=== INFORMATION PROVIDED ===

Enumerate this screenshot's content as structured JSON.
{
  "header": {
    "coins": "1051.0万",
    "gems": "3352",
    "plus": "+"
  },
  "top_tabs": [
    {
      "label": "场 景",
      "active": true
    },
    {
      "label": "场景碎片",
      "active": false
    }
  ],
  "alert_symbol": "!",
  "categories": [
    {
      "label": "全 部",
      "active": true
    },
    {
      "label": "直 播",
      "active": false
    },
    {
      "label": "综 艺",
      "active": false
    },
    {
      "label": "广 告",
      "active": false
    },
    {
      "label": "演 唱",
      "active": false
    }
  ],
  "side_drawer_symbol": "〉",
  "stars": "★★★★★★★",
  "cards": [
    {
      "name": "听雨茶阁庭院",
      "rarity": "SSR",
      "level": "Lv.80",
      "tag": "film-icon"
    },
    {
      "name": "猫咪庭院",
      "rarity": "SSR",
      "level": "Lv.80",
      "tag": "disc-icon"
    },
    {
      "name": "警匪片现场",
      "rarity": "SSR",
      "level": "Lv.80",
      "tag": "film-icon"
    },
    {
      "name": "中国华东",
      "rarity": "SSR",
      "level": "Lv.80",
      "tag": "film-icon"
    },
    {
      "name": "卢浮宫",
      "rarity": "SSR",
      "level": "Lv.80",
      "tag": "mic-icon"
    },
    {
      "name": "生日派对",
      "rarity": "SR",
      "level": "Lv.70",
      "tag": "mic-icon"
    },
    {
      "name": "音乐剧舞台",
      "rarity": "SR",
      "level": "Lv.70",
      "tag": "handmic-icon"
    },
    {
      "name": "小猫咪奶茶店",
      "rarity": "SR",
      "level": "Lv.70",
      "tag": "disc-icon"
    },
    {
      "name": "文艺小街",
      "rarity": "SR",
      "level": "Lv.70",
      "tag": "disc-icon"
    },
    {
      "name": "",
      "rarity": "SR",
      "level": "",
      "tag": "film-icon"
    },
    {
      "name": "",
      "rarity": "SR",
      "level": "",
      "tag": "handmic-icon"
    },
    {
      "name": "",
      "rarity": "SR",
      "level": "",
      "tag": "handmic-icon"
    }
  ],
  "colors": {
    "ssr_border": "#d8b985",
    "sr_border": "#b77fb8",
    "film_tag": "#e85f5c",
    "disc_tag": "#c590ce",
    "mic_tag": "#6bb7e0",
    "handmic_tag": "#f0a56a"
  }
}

=== EXERCISE ===
From the data above, copy each line that has the string "name".

=== SOLUTION TO THIS PROBLEM ===
      "name": "听雨茶阁庭院",
      "name": "猫咪庭院",
      "name": "警匪片现场",
      "name": "中国华东",
      "name": "卢浮宫",
      "name": "生日派对",
      "name": "音乐剧舞台",
      "name": "小猫咪奶茶店",
      "name": "文艺小街",
      "name": "",
      "name": "",
      "name": "",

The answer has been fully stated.